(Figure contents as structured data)
[BEGIN]

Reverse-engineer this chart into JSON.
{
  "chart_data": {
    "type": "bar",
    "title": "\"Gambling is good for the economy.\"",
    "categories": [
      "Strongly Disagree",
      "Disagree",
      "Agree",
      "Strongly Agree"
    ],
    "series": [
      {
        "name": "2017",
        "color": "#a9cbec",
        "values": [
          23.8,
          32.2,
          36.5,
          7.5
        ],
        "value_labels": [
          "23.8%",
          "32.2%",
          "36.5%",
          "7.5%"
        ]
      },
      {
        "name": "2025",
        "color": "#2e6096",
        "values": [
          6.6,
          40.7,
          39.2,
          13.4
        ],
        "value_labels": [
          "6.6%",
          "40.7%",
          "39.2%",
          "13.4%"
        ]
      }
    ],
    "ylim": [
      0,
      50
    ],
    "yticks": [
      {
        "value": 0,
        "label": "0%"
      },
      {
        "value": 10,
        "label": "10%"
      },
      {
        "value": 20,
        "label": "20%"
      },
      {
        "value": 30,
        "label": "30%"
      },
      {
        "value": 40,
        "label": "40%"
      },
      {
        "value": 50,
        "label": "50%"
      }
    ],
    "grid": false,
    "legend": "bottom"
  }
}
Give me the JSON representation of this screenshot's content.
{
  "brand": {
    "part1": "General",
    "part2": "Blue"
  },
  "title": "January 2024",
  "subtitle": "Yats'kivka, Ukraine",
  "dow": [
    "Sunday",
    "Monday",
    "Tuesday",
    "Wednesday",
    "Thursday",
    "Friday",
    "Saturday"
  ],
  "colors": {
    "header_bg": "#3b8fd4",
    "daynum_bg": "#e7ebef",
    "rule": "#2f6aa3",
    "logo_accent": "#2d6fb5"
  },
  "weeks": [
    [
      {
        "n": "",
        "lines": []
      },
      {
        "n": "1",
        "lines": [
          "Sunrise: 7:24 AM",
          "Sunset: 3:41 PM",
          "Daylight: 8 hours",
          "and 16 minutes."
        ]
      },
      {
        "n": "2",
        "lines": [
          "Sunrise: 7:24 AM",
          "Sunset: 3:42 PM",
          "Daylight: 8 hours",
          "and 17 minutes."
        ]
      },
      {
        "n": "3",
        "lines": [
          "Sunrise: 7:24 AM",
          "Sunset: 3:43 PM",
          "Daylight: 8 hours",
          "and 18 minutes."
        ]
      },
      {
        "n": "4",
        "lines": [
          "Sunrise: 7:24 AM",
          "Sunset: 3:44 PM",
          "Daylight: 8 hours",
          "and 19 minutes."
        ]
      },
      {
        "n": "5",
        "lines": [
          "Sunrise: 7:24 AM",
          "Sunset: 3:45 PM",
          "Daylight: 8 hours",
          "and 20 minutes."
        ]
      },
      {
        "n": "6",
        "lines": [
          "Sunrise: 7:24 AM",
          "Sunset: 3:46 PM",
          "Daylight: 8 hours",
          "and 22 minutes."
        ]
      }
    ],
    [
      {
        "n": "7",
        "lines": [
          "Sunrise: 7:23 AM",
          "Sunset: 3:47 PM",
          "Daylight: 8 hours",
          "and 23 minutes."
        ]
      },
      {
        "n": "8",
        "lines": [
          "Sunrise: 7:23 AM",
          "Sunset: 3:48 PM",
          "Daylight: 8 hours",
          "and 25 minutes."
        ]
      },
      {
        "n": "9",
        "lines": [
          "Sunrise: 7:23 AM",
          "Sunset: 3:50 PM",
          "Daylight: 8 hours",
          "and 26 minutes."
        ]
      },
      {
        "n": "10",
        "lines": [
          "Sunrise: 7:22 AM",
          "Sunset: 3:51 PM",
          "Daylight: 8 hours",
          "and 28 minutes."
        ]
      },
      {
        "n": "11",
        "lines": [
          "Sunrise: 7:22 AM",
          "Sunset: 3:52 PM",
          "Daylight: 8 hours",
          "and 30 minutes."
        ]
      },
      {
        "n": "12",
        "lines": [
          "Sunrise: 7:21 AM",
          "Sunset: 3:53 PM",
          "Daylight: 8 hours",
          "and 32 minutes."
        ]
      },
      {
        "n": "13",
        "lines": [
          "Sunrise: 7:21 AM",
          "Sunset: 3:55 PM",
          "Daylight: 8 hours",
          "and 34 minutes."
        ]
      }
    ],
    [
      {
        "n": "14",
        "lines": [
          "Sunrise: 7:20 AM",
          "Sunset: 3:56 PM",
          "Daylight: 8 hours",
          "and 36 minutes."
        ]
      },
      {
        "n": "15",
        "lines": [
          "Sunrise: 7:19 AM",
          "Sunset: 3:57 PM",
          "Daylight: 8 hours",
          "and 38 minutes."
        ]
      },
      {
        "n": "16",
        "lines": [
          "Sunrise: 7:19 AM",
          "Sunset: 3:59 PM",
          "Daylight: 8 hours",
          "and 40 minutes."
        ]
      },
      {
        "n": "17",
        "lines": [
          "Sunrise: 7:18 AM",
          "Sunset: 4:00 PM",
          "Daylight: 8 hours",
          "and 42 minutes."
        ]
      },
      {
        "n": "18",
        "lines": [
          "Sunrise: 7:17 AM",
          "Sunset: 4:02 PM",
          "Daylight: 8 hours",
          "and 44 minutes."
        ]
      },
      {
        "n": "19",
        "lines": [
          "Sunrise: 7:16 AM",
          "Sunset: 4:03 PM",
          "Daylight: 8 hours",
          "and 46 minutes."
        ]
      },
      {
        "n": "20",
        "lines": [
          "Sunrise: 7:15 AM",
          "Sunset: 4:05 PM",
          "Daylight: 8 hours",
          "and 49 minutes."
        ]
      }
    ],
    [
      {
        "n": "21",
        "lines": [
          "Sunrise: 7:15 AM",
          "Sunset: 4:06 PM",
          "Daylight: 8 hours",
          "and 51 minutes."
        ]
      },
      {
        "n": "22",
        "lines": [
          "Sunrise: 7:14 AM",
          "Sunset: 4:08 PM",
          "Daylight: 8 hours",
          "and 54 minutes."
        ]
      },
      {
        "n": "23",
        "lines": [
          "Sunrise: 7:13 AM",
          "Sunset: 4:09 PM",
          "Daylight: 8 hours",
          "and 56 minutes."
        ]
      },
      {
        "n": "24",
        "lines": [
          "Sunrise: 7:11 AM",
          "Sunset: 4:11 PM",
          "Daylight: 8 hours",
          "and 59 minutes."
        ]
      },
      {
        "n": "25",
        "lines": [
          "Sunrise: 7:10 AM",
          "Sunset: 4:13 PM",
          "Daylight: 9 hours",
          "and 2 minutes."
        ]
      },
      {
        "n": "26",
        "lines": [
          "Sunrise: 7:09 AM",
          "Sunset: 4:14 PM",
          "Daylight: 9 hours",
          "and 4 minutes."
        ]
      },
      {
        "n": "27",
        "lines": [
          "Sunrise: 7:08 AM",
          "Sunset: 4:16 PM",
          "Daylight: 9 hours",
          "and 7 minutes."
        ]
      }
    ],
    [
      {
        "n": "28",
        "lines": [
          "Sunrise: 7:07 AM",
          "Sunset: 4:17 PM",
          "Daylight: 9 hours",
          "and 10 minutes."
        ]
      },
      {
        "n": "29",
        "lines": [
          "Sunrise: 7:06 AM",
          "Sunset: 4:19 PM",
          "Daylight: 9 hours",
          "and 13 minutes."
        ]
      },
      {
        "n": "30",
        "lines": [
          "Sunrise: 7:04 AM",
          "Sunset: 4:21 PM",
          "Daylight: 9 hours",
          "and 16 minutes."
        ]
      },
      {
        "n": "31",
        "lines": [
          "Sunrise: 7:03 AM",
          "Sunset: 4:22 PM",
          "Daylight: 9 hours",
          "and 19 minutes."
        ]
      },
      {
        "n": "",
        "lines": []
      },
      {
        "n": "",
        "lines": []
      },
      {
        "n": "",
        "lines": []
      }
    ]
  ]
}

[END]

• **EXERCISE DESCRIPTION**: Retype every record above exactly as it appears.

• **RESULT FOR THIS TASK**:
Reverse-engineer this chart into JSON.
{
  "chart_data": {
    "type": "bar",
    "title": "\"Gambling is good for the economy.\"",
    "categories": [
      "Strongly Disagree",
      "Disagree",
      "Agree",
      "Strongly Agree"
    ],
    "series": [
      {
        "name": "2017",
        "color": "#a9cbec",
        "values": [
          23.8,
          32.2,
          36.5,
          7.5
        ],
        "value_labels": [
          "23.8%",
          "32.2%",
          "36.5%",
          "7.5%"
        ]
      },
      {
        "name": "2025",
        "color": "#2e6096",
        "values": [
          6.6,
          40.7,
          39.2,
          13.4
        ],
        "value_labels": [
          "6.6%",
          "40.7%",
          "39.2%",
          "13.4%"
        ]
      }
    ],
    "ylim": [
      0,
      50
    ],
    "yticks": [
      {
        "value": 0,
        "label": "0%"
      },
      {
        "value": 10,
        "label": "10%"
      },
      {
        "value": 20,
        "label": "20%"
      },
      {
        "value": 30,
        "label": "30%"
      },
      {
        "value": 40,
        "label": "40%"
      },
      {
        "value": 50,
        "label": "50%"
      }
    ],
    "grid": false,
    "legend": "bottom"
  }
}
Give me the JSON representation of this screenshot's content.
{
  "brand": {
    "part1": "General",
    "part2": "Blue"
  },
  "title": "January 2024",
  "subtitle": "Yats'kivka, Ukraine",
  "dow": [
    "Sunday",
    "Monday",
    "Tuesday",
    "Wednesday",
    "Thursday",
    "Friday",
    "Saturday"
  ],
  "colors": {
    "header_bg": "#3b8fd4",
    "daynum_bg": "#e7ebef",
    "rule": "#2f6aa3",
    "logo_accent": "#2d6fb5"
  },
  "weeks": [
    [
      {
        "n": "",
        "lines": []
      },
      {
        "n": "1",
        "lines": [
          "Sunrise: 7:24 AM",
          "Sunset: 3:41 PM",
          "Daylight: 8 hours",
          "and 16 minutes."
        ]
      },
      {
        "n": "2",
        "lines": [
          "Sunrise: 7:24 AM",
          "Sunset: 3:42 PM",
          "Daylight: 8 hours",
          "and 17 minutes."
        ]
      },
      {
        "n": "3",
        "lines": [
          "Sunrise: 7:24 AM",
          "Sunset: 3:43 PM",
          "Daylight: 8 hours",
          "and 18 minutes."
        ]
      },
      {
        "n": "4",
        "lines": [
          "Sunrise: 7:24 AM",
          "Sunset: 3:44 PM",
          "Daylight: 8 hours",
          "and 19 minutes."
        ]
      },
      {
        "n": "5",
        "lines": [
          "Sunrise: 7:24 AM",
          "Sunset: 3:45 PM",
          "Daylight: 8 hours",
          "and 20 minutes."
        ]
      },
      {
        "n": "6",
        "lines": [
          "Sunrise: 7:24 AM",
          "Sunset: 3:46 PM",
          "Daylight: 8 hours",
          "and 22 minutes."
        ]
      }
    ],
    [
      {
        "n": "7",
        "lines": [
          "Sunrise: 7:23 AM",
          "Sunset: 3:47 PM",
          "Daylight: 8 hours",
          "and 23 minutes."
        ]
      },
      {
        "n": "8",
        "lines": [
          "Sunrise: 7:23 AM",
          "Sunset: 3:48 PM",
          "Daylight: 8 hours",
          "and 25 minutes."
        ]
      },
      {
        "n": "9",
        "lines": [
          "Sunrise: 7:23 AM",
          "Sunset: 3:50 PM",
          "Daylight: 8 hours",
          "and 26 minutes."
        ]
      },
      {
        "n": "10",
        "lines": [
          "Sunrise: 7:22 AM",
          "Sunset: 3:51 PM",
          "Daylight: 8 hours",
          "and 28 minutes."
        ]
      },
      {
        "n": "11",
        "lines": [
          "Sunrise: 7:22 AM",
          "Sunset: 3:52 PM",
          "Daylight: 8 hours",
          "and 30 minutes."
        ]
      },
      {
        "n": "12",
        "lines": [
          "Sunrise: 7:21 AM",
          "Sunset: 3:53 PM",
          "Daylight: 8 hours",
          "and 32 minutes."
        ]
      },
      {
        "n": "13",
        "lines": [
          "Sunrise: 7:21 AM",
          "Sunset: 3:55 PM",
          "Daylight: 8 hours",
          "and 34 minutes."
        ]
      }
    ],
    [
      {
        "n": "14",
        "lines": [
          "Sunrise: 7:20 AM",
          "Sunset: 3:56 PM",
          "Daylight: 8 hours",
          "and 36 minutes."
        ]
      },
      {
        "n": "15",
        "lines": [
          "Sunrise: 7:19 AM",
          "Sunset: 3:57 PM",
          "Daylight: 8 hours",
          "and 38 minutes."
        ]
      },
      {
        "n": "16",
        "lines": [
          "Sunrise: 7:19 AM",
          "Sunset: 3:59 PM",
          "Daylight: 8 hours",
          "and 40 minutes."
        ]
      },
      {
        "n": "17",
        "lines": [
          "Sunrise: 7:18 AM",
          "Sunset: 4:00 PM",
          "Daylight: 8 hours",
          "and 42 minutes."
        ]
      },
      {
        "n": "18",
        "lines": [
          "Sunrise: 7:17 AM",
          "Sunset: 4:02 PM",
          "Daylight: 8 hours",
          "and 44 minutes."
        ]
      },
      {
        "n": "19",
        "lines": [
          "Sunrise: 7:16 AM",
          "Sunset: 4:03 PM",
          "Daylight: 8 hours",
          "and 46 minutes."
        ]
      },
      {
        "n": "20",
        "lines": [
          "Sunrise: 7:15 AM",
          "Sunset: 4:05 PM",
          "Daylight: 8 hours",
          "and 49 minutes."
        ]
      }
    ],
    [
      {
        "n": "21",
        "lines": [
          "Sunrise: 7:15 AM",
          "Sunset: 4:06 PM",
          "Daylight: 8 hours",
          "and 51 minutes."
        ]
      },
      {
        "n": "22",
        "lines": [
          "Sunrise: 7:14 AM",
          "Sunset: 4:08 PM",
          "Daylight: 8 hours",
          "and 54 minutes."
        ]
      },
      {
        "n": "23",
        "lines": [
          "Sunrise: 7:13 AM",
          "Sunset: 4:09 PM",
          "Daylight: 8 hours",
          "and 56 minutes."
        ]
      },
      {
        "n": "24",
        "lines": [
          "Sunrise: 7:11 AM",
          "Sunset: 4:11 PM",
          "Daylight: 8 hours",
          "and 59 minutes."
        ]
      },
      {
        "n": "25",
        "lines": [
          "Sunrise: 7:10 AM",
          "Sunset: 4:13 PM",
          "Daylight: 9 hours",
          "and 2 minutes."
        ]
      },
      {
        "n": "26",
        "lines": [
          "Sunrise: 7:09 AM",
          "Sunset: 4:14 PM",
          "Daylight: 9 hours",
          "and 4 minutes."
        ]
      },
      {
        "n": "27",
        "lines": [
          "Sunrise: 7:08 AM",
          "Sunset: 4:16 PM",
          "Daylight: 9 hours",
          "and 7 minutes."
        ]
      }
    ],
    [
      {
        "n": "28",
        "lines": [
          "Sunrise: 7:07 AM",
          "Sunset: 4:17 PM",
          "Daylight: 9 hours",
          "and 10 minutes."
        ]
      },
      {
        "n": "29",
        "lines": [
          "Sunrise: 7:06 AM",
          "Sunset: 4:19 PM",
          "Daylight: 9 hours",
          "and 13 minutes."
        ]
      },
      {
        "n": "30",
        "lines": [
          "Sunrise: 7:04 AM",
          "Sunset: 4:21 PM",
          "Daylight: 9 hours",
          "and 16 minutes."
        ]
      },
      {
        "n": "31",
        "lines": [
          "Sunrise: 7:03 AM",
          "Sunset: 4:22 PM",
          "Daylight: 9 hours",
          "and 19 minutes."
        ]
      },
      {
        "n": "",
        "lines": []
      },
      {
        "n": "",
        "lines": []
      },
      {
        "n": "",
        "lines": []
      }
    ]
  ]
}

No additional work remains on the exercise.